Set exercise:
Go over the listing below line by line and tally those containing "персональных". Give only the tally.

++++ Stored records ++++

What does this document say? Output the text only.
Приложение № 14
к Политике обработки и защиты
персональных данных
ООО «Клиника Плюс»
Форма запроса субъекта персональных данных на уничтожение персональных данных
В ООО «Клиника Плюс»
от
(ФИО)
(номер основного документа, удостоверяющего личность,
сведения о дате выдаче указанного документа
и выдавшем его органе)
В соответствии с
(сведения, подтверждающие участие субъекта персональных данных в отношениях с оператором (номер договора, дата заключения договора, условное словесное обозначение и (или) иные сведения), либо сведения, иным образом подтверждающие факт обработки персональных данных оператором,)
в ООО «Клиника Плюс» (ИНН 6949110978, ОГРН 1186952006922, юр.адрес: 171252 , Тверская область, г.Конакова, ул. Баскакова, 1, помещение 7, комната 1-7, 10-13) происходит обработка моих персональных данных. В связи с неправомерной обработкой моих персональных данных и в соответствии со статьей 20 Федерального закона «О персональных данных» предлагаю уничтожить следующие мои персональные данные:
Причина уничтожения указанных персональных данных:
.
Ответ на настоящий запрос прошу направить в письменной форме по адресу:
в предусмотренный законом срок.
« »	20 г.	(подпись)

++++
++++ Stored records ++++

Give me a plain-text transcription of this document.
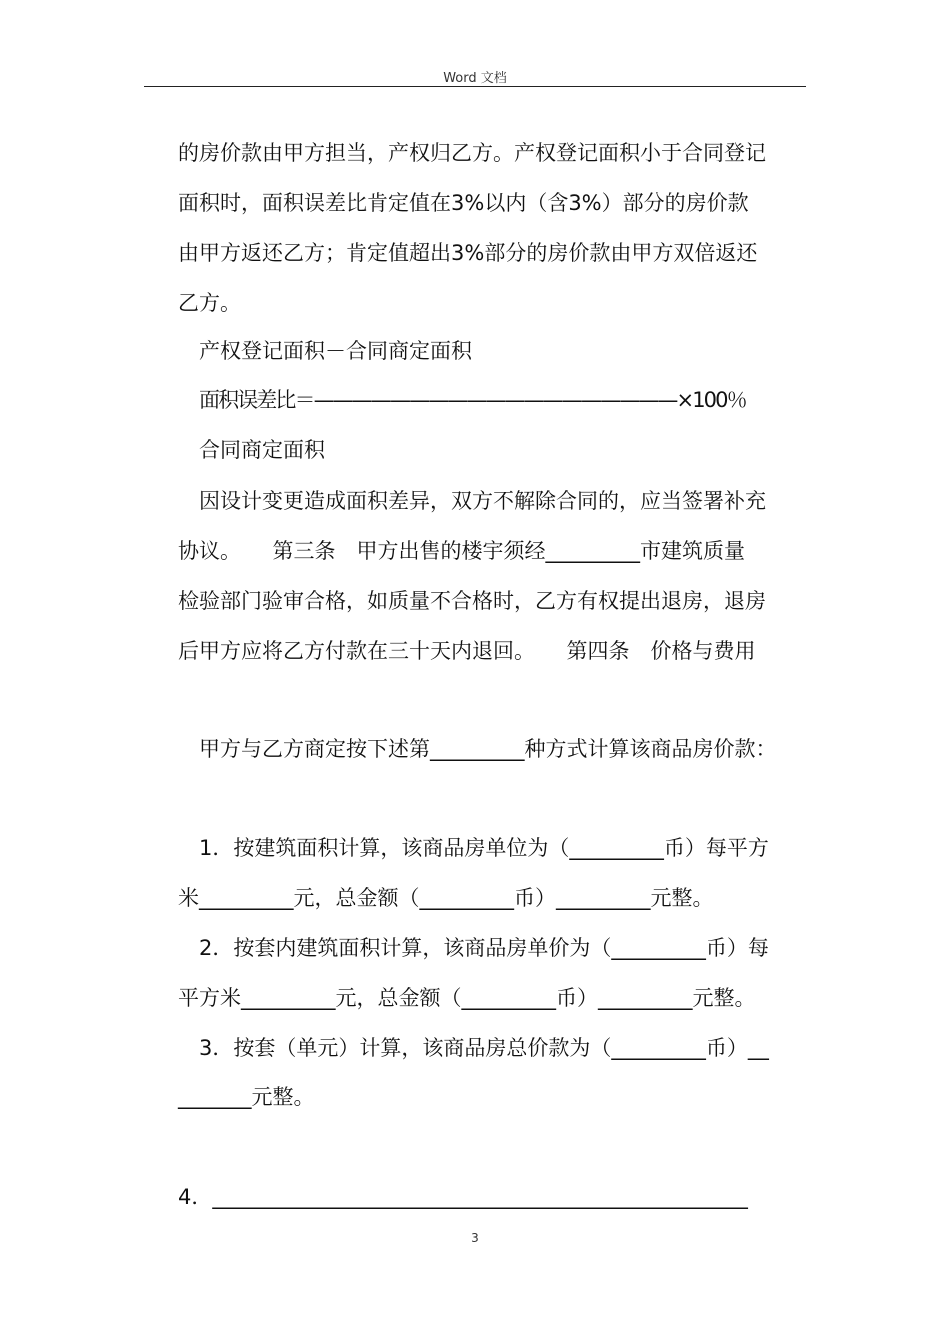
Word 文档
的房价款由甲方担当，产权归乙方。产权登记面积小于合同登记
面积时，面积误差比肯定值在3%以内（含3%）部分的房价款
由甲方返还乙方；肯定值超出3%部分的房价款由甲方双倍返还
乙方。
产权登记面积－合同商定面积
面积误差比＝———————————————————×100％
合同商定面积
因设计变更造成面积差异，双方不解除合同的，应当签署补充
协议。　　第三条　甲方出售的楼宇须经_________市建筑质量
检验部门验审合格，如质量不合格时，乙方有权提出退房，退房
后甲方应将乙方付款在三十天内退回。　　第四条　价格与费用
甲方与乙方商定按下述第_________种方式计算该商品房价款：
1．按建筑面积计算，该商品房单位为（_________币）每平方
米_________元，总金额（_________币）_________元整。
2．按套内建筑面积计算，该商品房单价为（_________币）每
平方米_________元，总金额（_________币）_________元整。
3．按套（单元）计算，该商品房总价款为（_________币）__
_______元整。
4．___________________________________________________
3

++++
++++ Stored records ++++

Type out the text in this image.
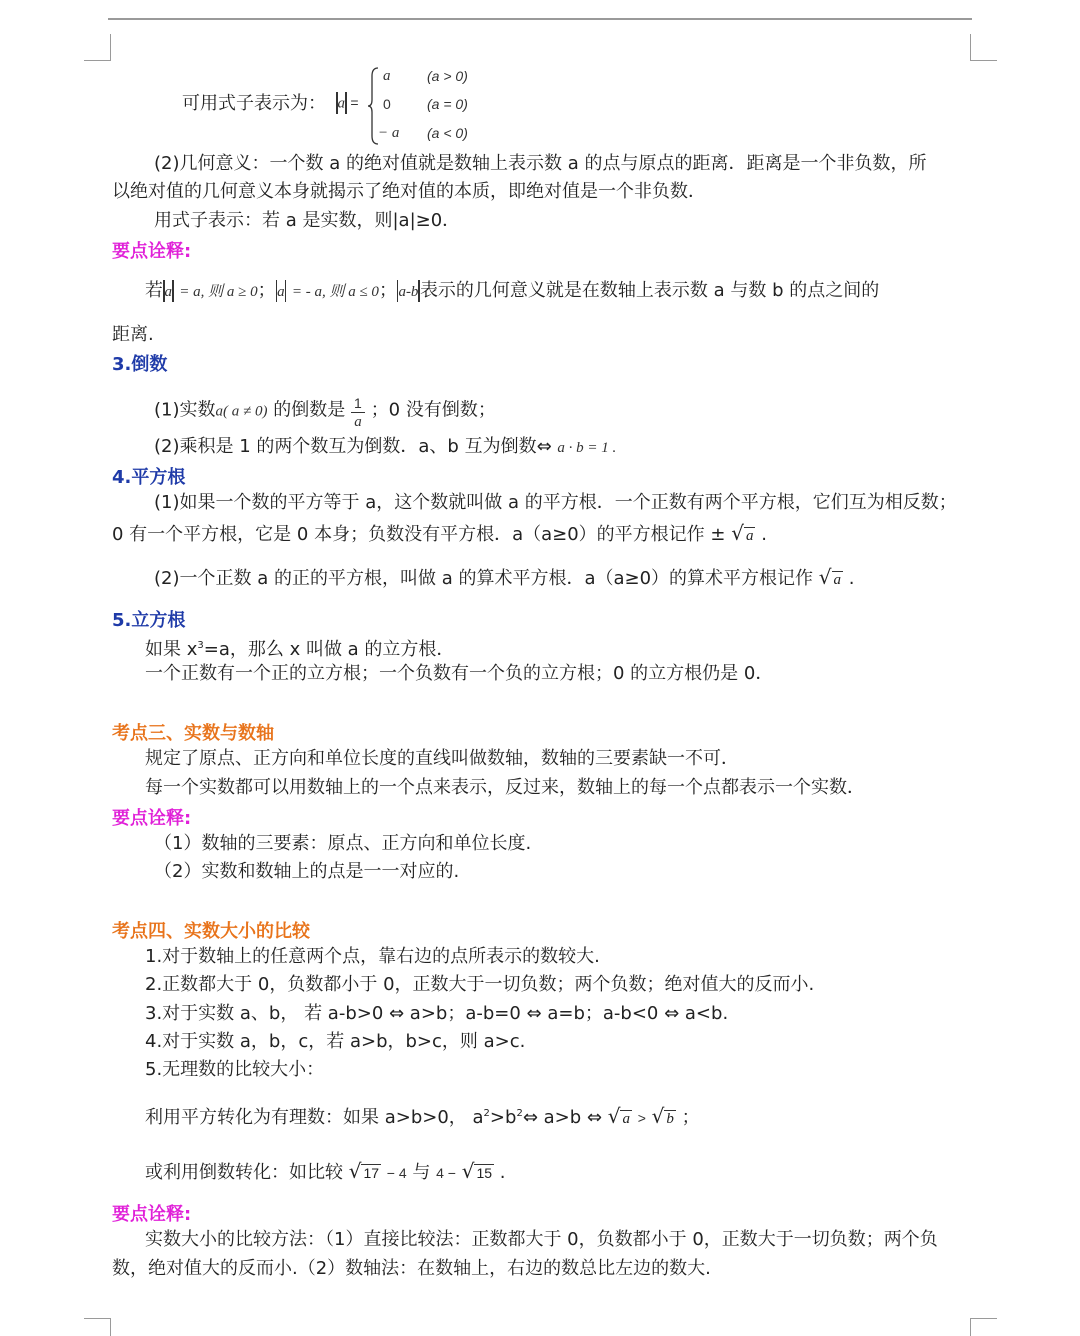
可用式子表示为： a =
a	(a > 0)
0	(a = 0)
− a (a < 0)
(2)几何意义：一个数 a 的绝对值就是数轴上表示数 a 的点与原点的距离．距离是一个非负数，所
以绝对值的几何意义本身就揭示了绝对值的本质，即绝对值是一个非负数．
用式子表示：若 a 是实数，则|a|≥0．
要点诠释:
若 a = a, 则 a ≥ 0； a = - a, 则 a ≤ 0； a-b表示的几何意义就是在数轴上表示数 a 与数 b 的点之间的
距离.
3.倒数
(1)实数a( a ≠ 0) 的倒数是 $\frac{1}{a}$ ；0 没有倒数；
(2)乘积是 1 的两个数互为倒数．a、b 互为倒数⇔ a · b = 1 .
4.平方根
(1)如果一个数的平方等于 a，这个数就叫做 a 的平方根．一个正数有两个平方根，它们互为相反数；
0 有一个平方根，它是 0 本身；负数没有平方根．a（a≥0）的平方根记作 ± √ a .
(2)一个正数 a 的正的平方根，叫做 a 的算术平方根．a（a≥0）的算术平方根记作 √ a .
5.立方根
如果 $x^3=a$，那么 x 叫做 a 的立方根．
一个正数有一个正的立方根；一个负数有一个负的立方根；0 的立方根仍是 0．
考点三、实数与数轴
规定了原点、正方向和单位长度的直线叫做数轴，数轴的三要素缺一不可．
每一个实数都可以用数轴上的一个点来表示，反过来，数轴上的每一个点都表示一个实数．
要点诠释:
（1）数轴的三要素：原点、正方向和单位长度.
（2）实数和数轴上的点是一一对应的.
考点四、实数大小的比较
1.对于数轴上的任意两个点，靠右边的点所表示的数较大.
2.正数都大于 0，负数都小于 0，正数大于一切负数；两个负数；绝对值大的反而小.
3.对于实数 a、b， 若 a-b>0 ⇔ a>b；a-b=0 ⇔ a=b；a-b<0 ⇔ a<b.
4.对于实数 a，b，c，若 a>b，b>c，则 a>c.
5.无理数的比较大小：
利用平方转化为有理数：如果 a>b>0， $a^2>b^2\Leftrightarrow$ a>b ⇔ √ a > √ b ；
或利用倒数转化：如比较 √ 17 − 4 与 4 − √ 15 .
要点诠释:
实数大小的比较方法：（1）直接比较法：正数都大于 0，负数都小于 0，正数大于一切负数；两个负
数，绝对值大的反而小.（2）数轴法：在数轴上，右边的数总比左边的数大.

++++

Reply:
5